■ Directions for this task ■
In the listing, locate the line containing "Serialize everything readable", then quote it and all following lines exactly. Omit pictures.

■ Stored data ■
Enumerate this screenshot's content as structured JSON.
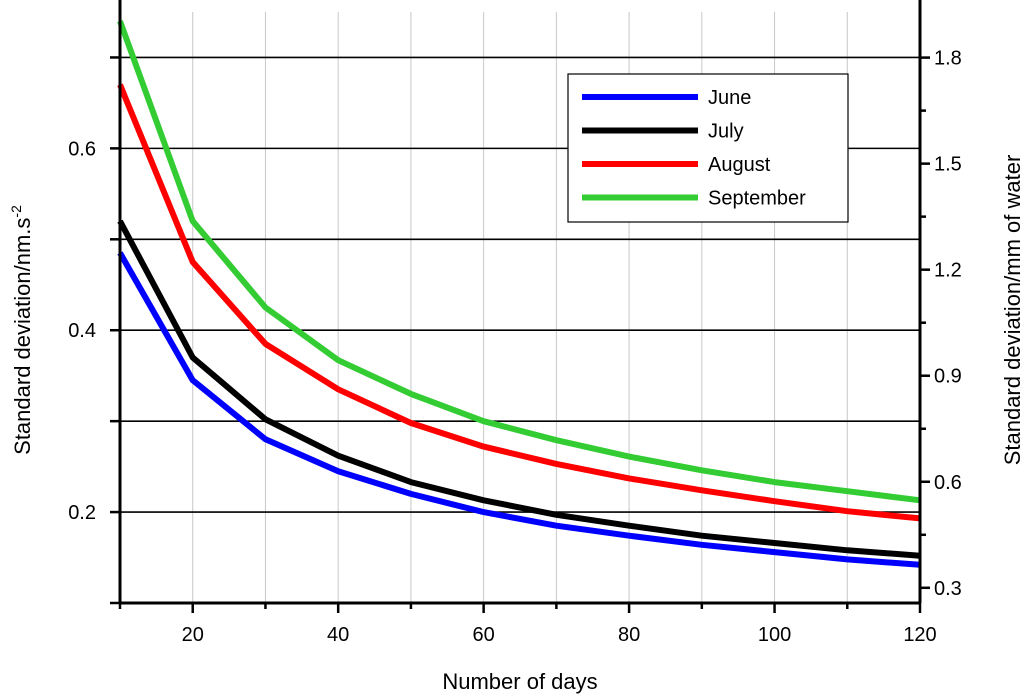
{
  "chart_data": {
    "type": "line",
    "x": [
      10,
      20,
      30,
      40,
      50,
      60,
      70,
      80,
      90,
      100,
      110,
      120
    ],
    "series": [
      {
        "name": "June",
        "color": "#0000ff",
        "values": [
          0.485,
          0.345,
          0.28,
          0.245,
          0.22,
          0.2,
          0.185,
          0.174,
          0.164,
          0.156,
          0.148,
          0.142
        ]
      },
      {
        "name": "July",
        "color": "#000000",
        "values": [
          0.52,
          0.37,
          0.302,
          0.262,
          0.233,
          0.213,
          0.197,
          0.185,
          0.174,
          0.166,
          0.158,
          0.152
        ]
      },
      {
        "name": "August",
        "color": "#ff0000",
        "values": [
          0.67,
          0.475,
          0.385,
          0.335,
          0.298,
          0.272,
          0.253,
          0.237,
          0.224,
          0.212,
          0.201,
          0.193
        ]
      },
      {
        "name": "September",
        "color": "#33cc33",
        "values": [
          0.74,
          0.52,
          0.425,
          0.367,
          0.33,
          0.3,
          0.279,
          0.261,
          0.246,
          0.233,
          0.223,
          0.213
        ]
      }
    ],
    "xlabel": "Number of days",
    "ylabel": "Standard deviation/nm.s",
    "ylabel_superscript": "-2",
    "y2label": "Standard deviation/mm of water",
    "xlim": [
      10,
      120
    ],
    "ylim": [
      0.1,
      0.75
    ],
    "y2lim": [
      0.257,
      1.929
    ],
    "xticks": [
      20,
      40,
      60,
      80,
      100,
      120
    ],
    "yticks": [
      "0.2",
      "0.4",
      "0.6"
    ],
    "y2ticks": [
      "0.3",
      "0.6",
      "0.9",
      "1.2",
      "1.5",
      "1.8"
    ],
    "grid": {
      "horizontal": true,
      "vertical": true
    },
    "legend_position": "top-right"
  }
}
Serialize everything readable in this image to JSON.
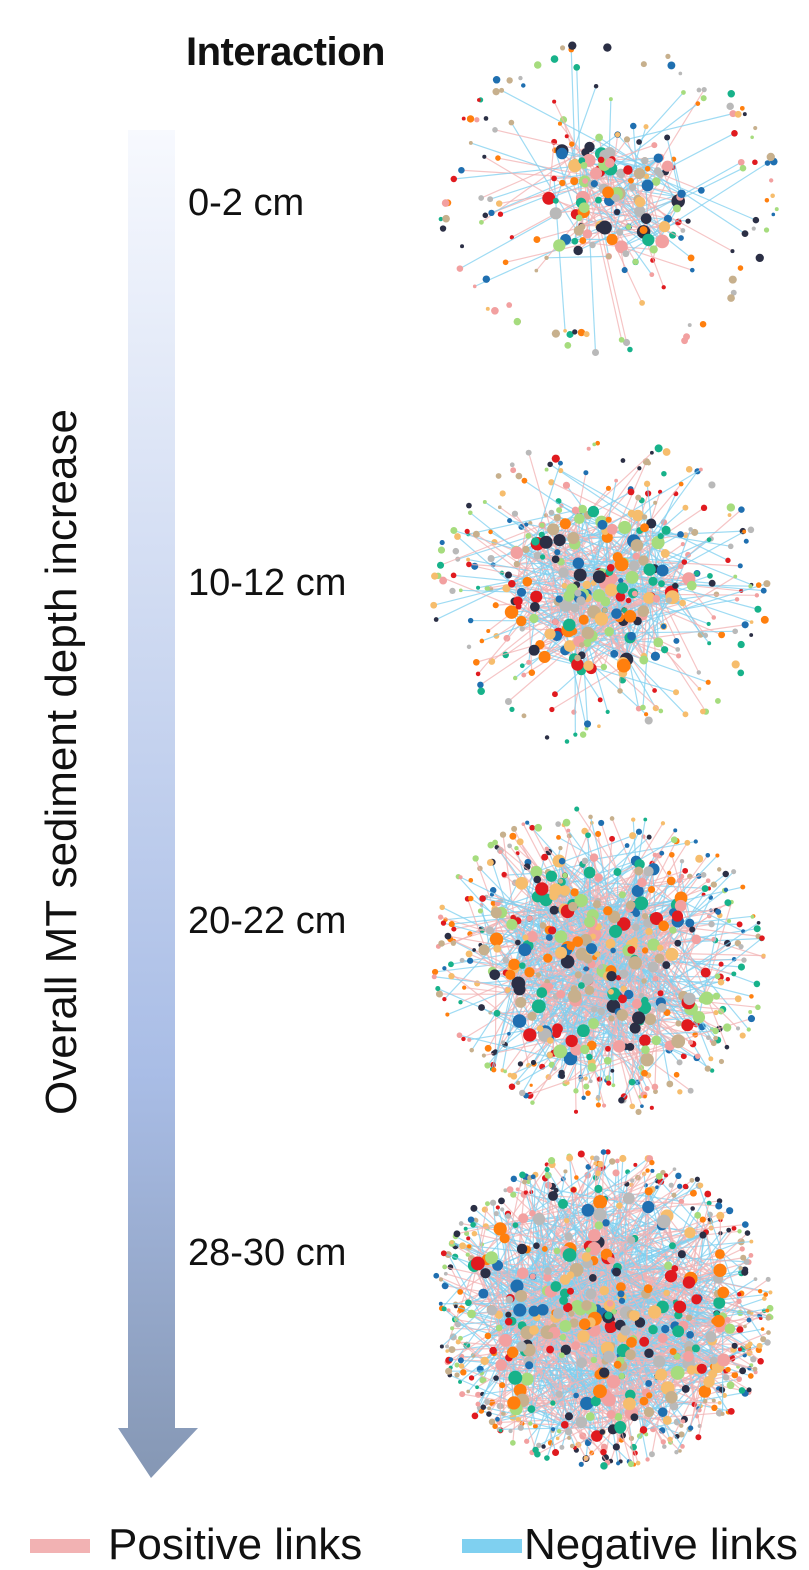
{
  "title": "Interaction",
  "axis_label": "Overall MT sediment depth increase",
  "depths": [
    {
      "label": "0-2 cm",
      "density": 0.18
    },
    {
      "label": "10-12 cm",
      "density": 0.5
    },
    {
      "label": "20-22 cm",
      "density": 0.78
    },
    {
      "label": "28-30 cm",
      "density": 1.0
    }
  ],
  "legend": [
    {
      "label": "Positive links",
      "color": "#f2b2b3"
    },
    {
      "label": "Negative links",
      "color": "#7fd0f0"
    }
  ],
  "colors": {
    "arrow_top": "#f7f9fe",
    "arrow_mid": "#a9bde6",
    "arrow_bottom": "#8597b4",
    "nodes": [
      "#e01a1f",
      "#17b28a",
      "#b9b9b9",
      "#c7b08d",
      "#a6dc7e",
      "#f6bd6d",
      "#1f6fb0",
      "#ff7f0e",
      "#2b2f45",
      "#f2a0a0"
    ],
    "positive_link": "#f2b2b3",
    "negative_link": "#7fd0f0"
  }
}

■ The completed task ■
Serialize everything readable in this image to JSON.
{
  "title": "Interaction",
  "axis_label": "Overall MT sediment depth increase",
  "depths": [
    {
      "label": "0-2 cm",
      "density": 0.18
    },
    {
      "label": "10-12 cm",
      "density": 0.5
    },
    {
      "label": "20-22 cm",
      "density": 0.78
    },
    {
      "label": "28-30 cm",
      "density": 1.0
    }
  ],
  "legend": [
    {
      "label": "Positive links",
      "color": "#f2b2b3"
    },
    {
      "label": "Negative links",
      "color": "#7fd0f0"
    }
  ],
  "colors": {
    "arrow_top": "#f7f9fe",
    "arrow_mid": "#a9bde6",
    "arrow_bottom": "#8597b4",
    "nodes": [
      "#e01a1f",
      "#17b28a",
      "#b9b9b9",
      "#c7b08d",
      "#a6dc7e",
      "#f6bd6d",
      "#1f6fb0",
      "#ff7f0e",
      "#2b2f45",
      "#f2a0a0"
    ],
    "positive_link": "#f2b2b3",
    "negative_link": "#7fd0f0"
  }
}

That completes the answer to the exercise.